Copy out every record precisely.

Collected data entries
===============

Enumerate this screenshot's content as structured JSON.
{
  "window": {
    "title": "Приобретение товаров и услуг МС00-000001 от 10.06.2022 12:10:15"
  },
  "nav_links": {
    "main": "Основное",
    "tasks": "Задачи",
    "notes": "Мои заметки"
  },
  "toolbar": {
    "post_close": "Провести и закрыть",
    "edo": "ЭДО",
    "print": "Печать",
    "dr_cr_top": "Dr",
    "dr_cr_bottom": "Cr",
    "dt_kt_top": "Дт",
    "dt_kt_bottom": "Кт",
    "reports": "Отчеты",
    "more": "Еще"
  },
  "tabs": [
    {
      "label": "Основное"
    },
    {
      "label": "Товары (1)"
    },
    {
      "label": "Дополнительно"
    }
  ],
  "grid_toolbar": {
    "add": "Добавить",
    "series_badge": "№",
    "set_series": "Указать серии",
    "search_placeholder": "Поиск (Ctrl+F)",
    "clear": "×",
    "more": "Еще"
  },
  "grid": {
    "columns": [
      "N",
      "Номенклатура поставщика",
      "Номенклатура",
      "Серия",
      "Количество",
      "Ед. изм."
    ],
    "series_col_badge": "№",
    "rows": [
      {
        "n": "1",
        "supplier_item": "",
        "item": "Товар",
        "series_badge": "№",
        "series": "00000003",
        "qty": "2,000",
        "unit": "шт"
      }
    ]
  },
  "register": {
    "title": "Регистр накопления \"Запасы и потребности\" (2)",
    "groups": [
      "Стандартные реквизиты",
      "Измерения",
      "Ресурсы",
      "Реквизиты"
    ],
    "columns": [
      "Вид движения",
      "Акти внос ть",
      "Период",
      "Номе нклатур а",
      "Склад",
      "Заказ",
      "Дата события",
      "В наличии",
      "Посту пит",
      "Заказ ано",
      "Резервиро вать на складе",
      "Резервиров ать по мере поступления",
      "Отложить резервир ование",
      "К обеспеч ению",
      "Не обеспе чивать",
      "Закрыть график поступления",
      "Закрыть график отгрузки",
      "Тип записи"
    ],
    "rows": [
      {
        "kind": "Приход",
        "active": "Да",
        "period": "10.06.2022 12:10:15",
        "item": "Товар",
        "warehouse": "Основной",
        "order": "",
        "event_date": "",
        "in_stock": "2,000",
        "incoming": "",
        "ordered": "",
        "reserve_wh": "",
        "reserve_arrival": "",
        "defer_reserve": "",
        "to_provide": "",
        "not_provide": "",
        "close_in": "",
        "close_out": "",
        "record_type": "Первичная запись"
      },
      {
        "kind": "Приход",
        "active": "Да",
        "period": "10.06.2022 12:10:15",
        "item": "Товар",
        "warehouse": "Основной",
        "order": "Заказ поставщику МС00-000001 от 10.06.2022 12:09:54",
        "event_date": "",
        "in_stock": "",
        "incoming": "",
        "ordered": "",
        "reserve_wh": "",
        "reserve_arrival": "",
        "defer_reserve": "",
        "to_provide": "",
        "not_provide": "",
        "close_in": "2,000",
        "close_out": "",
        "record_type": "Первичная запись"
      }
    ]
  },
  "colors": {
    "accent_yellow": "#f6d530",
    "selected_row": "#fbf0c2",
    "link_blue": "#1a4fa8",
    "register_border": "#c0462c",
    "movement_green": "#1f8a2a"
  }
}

===============

# [Complete output]
Enumerate this screenshot's content as structured JSON.
{
  "window": {
    "title": "Приобретение товаров и услуг МС00-000001 от 10.06.2022 12:10:15"
  },
  "nav_links": {
    "main": "Основное",
    "tasks": "Задачи",
    "notes": "Мои заметки"
  },
  "toolbar": {
    "post_close": "Провести и закрыть",
    "edo": "ЭДО",
    "print": "Печать",
    "dr_cr_top": "Dr",
    "dr_cr_bottom": "Cr",
    "dt_kt_top": "Дт",
    "dt_kt_bottom": "Кт",
    "reports": "Отчеты",
    "more": "Еще"
  },
  "tabs": [
    {
      "label": "Основное"
    },
    {
      "label": "Товары (1)"
    },
    {
      "label": "Дополнительно"
    }
  ],
  "grid_toolbar": {
    "add": "Добавить",
    "series_badge": "№",
    "set_series": "Указать серии",
    "search_placeholder": "Поиск (Ctrl+F)",
    "clear": "×",
    "more": "Еще"
  },
  "grid": {
    "columns": [
      "N",
      "Номенклатура поставщика",
      "Номенклатура",
      "Серия",
      "Количество",
      "Ед. изм."
    ],
    "series_col_badge": "№",
    "rows": [
      {
        "n": "1",
        "supplier_item": "",
        "item": "Товар",
        "series_badge": "№",
        "series": "00000003",
        "qty": "2,000",
        "unit": "шт"
      }
    ]
  },
  "register": {
    "title": "Регистр накопления \"Запасы и потребности\" (2)",
    "groups": [
      "Стандартные реквизиты",
      "Измерения",
      "Ресурсы",
      "Реквизиты"
    ],
    "columns": [
      "Вид движения",
      "Акти внос ть",
      "Период",
      "Номе нклатур а",
      "Склад",
      "Заказ",
      "Дата события",
      "В наличии",
      "Посту пит",
      "Заказ ано",
      "Резервиро вать на складе",
      "Резервиров ать по мере поступления",
      "Отложить резервир ование",
      "К обеспеч ению",
      "Не обеспе чивать",
      "Закрыть график поступления",
      "Закрыть график отгрузки",
      "Тип записи"
    ],
    "rows": [
      {
        "kind": "Приход",
        "active": "Да",
        "period": "10.06.2022 12:10:15",
        "item": "Товар",
        "warehouse": "Основной",
        "order": "",
        "event_date": "",
        "in_stock": "2,000",
        "incoming": "",
        "ordered": "",
        "reserve_wh": "",
        "reserve_arrival": "",
        "defer_reserve": "",
        "to_provide": "",
        "not_provide": "",
        "close_in": "",
        "close_out": "",
        "record_type": "Первичная запись"
      },
      {
        "kind": "Приход",
        "active": "Да",
        "period": "10.06.2022 12:10:15",
        "item": "Товар",
        "warehouse": "Основной",
        "order": "Заказ поставщику МС00-000001 от 10.06.2022 12:09:54",
        "event_date": "",
        "in_stock": "",
        "incoming": "",
        "ordered": "",
        "reserve_wh": "",
        "reserve_arrival": "",
        "defer_reserve": "",
        "to_provide": "",
        "not_provide": "",
        "close_in": "2,000",
        "close_out": "",
        "record_type": "Первичная запись"
      }
    ]
  },
  "colors": {
    "accent_yellow": "#f6d530",
    "selected_row": "#fbf0c2",
    "link_blue": "#1a4fa8",
    "register_border": "#c0462c",
    "movement_green": "#1f8a2a"
  }
}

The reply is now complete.